Work instructions: Output every entry exactly as written, skipping any pictures.

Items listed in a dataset
═══

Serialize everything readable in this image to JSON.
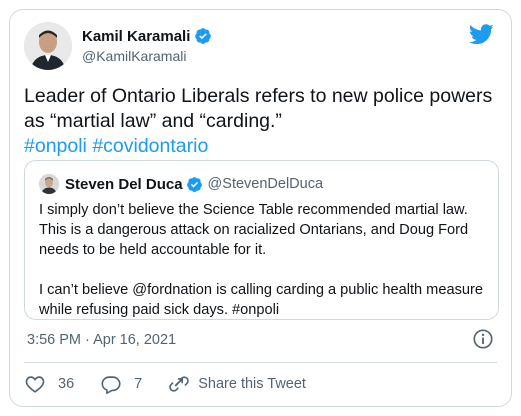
{
  "tweet": {
    "author_name": "Kamil Karamali",
    "author_handle": "@KamilKaramali",
    "text_plain": "Leader of Ontario Liberals refers to new police powers as “martial law” and “carding.”",
    "hashtags": [
      "#onpoli",
      "#covidontario"
    ],
    "timestamp": "3:56 PM · Apr 16, 2021"
  },
  "quoted_tweet": {
    "author_name": "Steven Del Duca",
    "author_handle": "@StevenDelDuca",
    "paragraph_1": "I simply don’t believe the Science Table recommended martial law. This is a dangerous attack on racialized Ontarians, and Doug Ford needs to be held accountable for it.",
    "paragraph_2": "I can’t believe @fordnation is calling carding a public health measure while refusing paid sick days. #onpoli"
  },
  "actions": {
    "like_count": "36",
    "reply_count": "7",
    "share_label": "Share this Tweet"
  },
  "icons": {
    "verified": "verified-badge-icon",
    "bird": "twitter-bird-icon",
    "info": "info-icon",
    "like": "heart-icon",
    "reply": "reply-bubble-icon",
    "share": "share-icon"
  },
  "colors": {
    "accent": "#1d9bf0",
    "text": "#0f1419",
    "muted": "#536471",
    "border": "#cfd9de"
  }
}
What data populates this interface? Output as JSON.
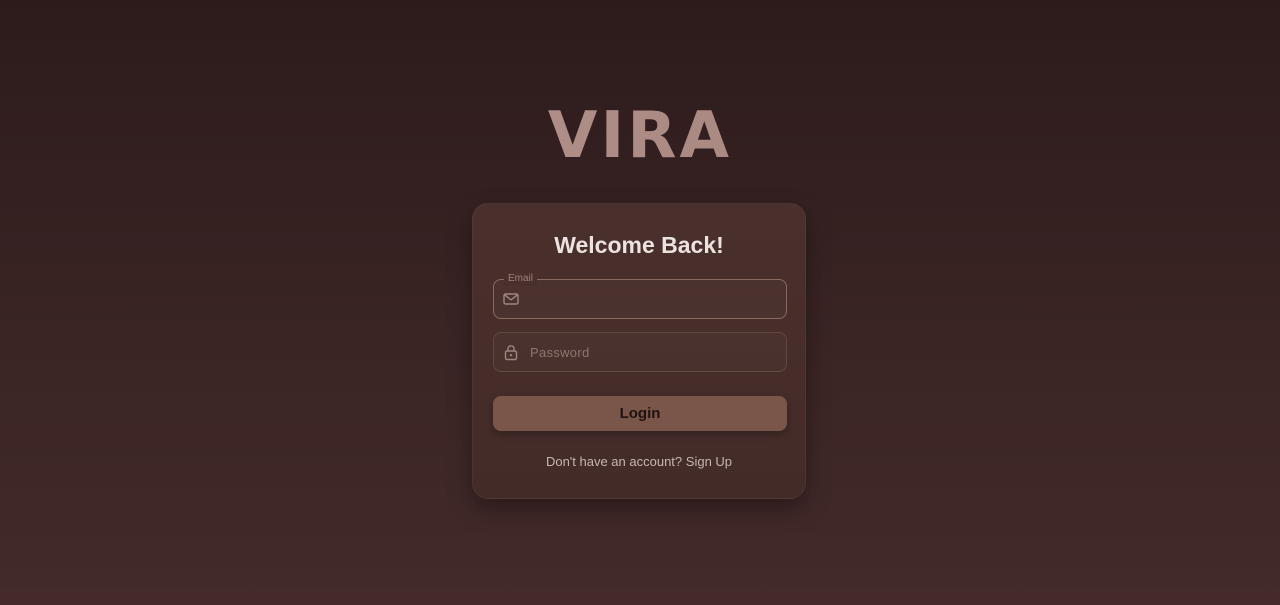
{
  "brand": {
    "logo_text": "VIRA"
  },
  "login_card": {
    "title": "Welcome Back!",
    "email": {
      "label": "Email",
      "value": "",
      "icon": "mail-icon"
    },
    "password": {
      "placeholder": "Password",
      "value": "",
      "icon": "lock-icon"
    },
    "login_button": "Login",
    "signup_prompt": "Don't have an account?",
    "signup_link": "Sign Up"
  },
  "colors": {
    "background_top": "#2d1b1b",
    "background_bottom": "#442a2a",
    "card": "#4a302d",
    "accent_button": "#7a564a",
    "logo": "#b5928a"
  }
}
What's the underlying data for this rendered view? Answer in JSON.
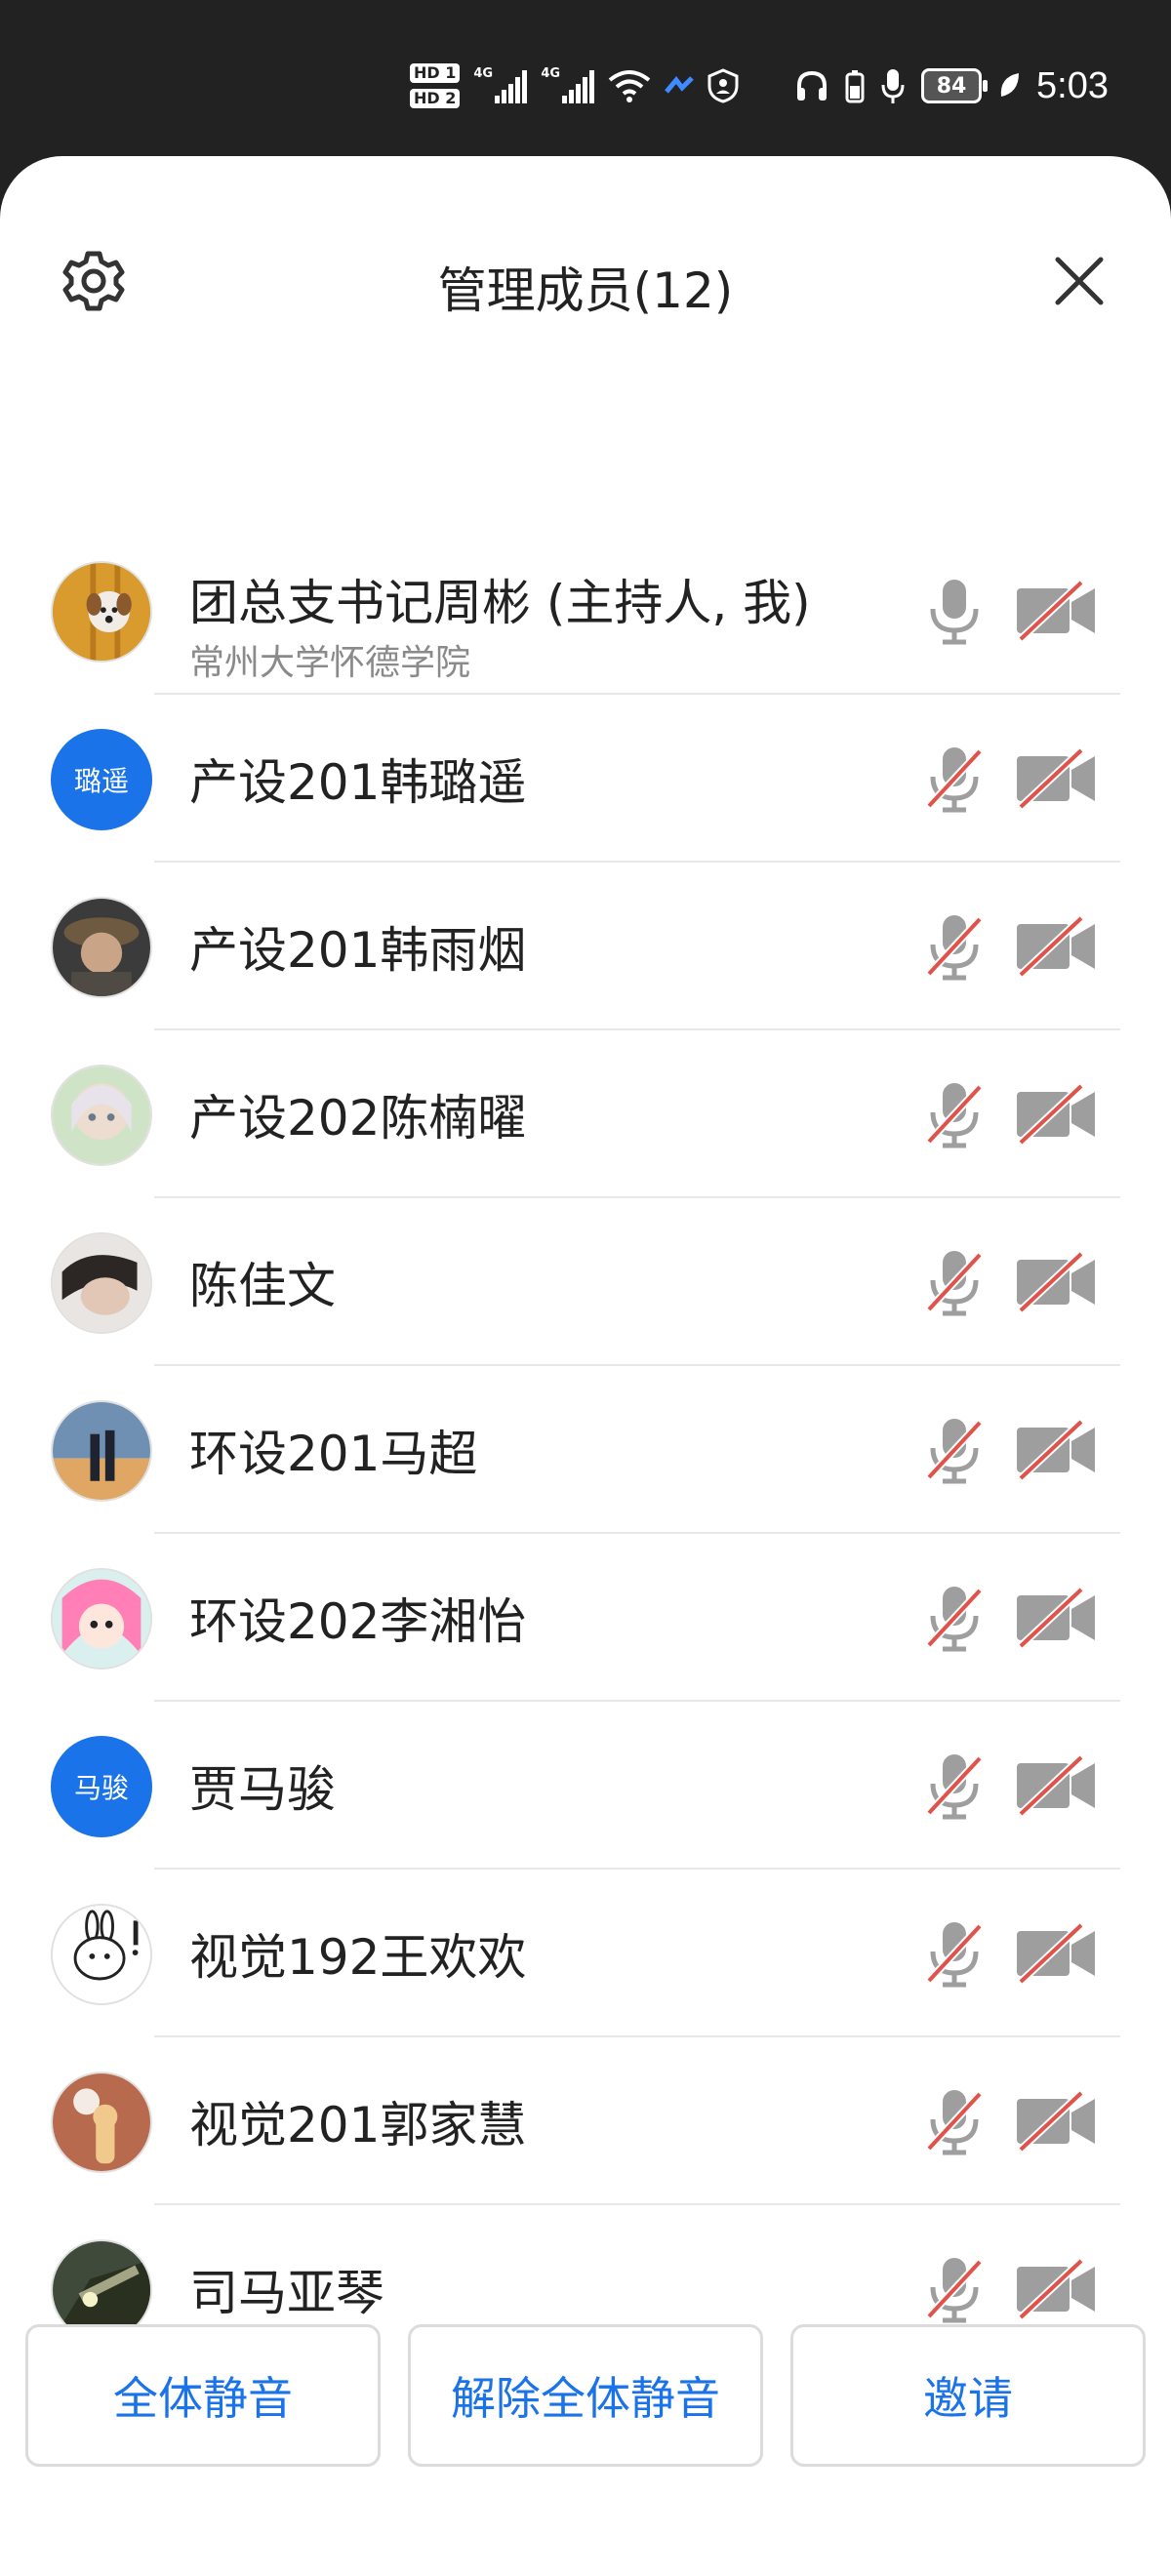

═══

Output of the exercise:
Serialize everything readable in this image to JSON.
{
  "tweet": {
    "author_name": "Kamil Karamali",
    "author_handle": "@KamilKaramali",
    "text_plain": "Leader of Ontario Liberals refers to new police powers as “martial law” and “carding.”",
    "hashtags": [
      "#onpoli",
      "#covidontario"
    ],
    "timestamp": "3:56 PM · Apr 16, 2021"
  },
  "quoted_tweet": {
    "author_name": "Steven Del Duca",
    "author_handle": "@StevenDelDuca",
    "paragraph_1": "I simply don’t believe the Science Table recommended martial law. This is a dangerous attack on racialized Ontarians, and Doug Ford needs to be held accountable for it.",
    "paragraph_2": "I can’t believe @fordnation is calling carding a public health measure while refusing paid sick days. #onpoli"
  },
  "actions": {
    "like_count": "36",
    "reply_count": "7",
    "share_label": "Share this Tweet"
  },
  "icons": {
    "verified": "verified-badge-icon",
    "bird": "twitter-bird-icon",
    "info": "info-icon",
    "like": "heart-icon",
    "reply": "reply-bubble-icon",
    "share": "share-icon"
  },
  "colors": {
    "accent": "#1d9bf0",
    "text": "#0f1419",
    "muted": "#536471",
    "border": "#cfd9de"
  }
}
What data populates this interface? Output as JSON.
{
  "brand": {
    "logo_text": "VIRA"
  },
  "login_card": {
    "title": "Welcome Back!",
    "email": {
      "label": "Email",
      "value": "",
      "icon": "mail-icon"
    },
    "password": {
      "placeholder": "Password",
      "value": "",
      "icon": "lock-icon"
    },
    "login_button": "Login",
    "signup_prompt": "Don't have an account?",
    "signup_link": "Sign Up"
  },
  "colors": {
    "background_top": "#2d1b1b",
    "background_bottom": "#442a2a",
    "card": "#4a302d",
    "accent_button": "#7a564a",
    "logo": "#b5928a"
  }
}
What's the underlying data for this rendered view? Answer in JSON.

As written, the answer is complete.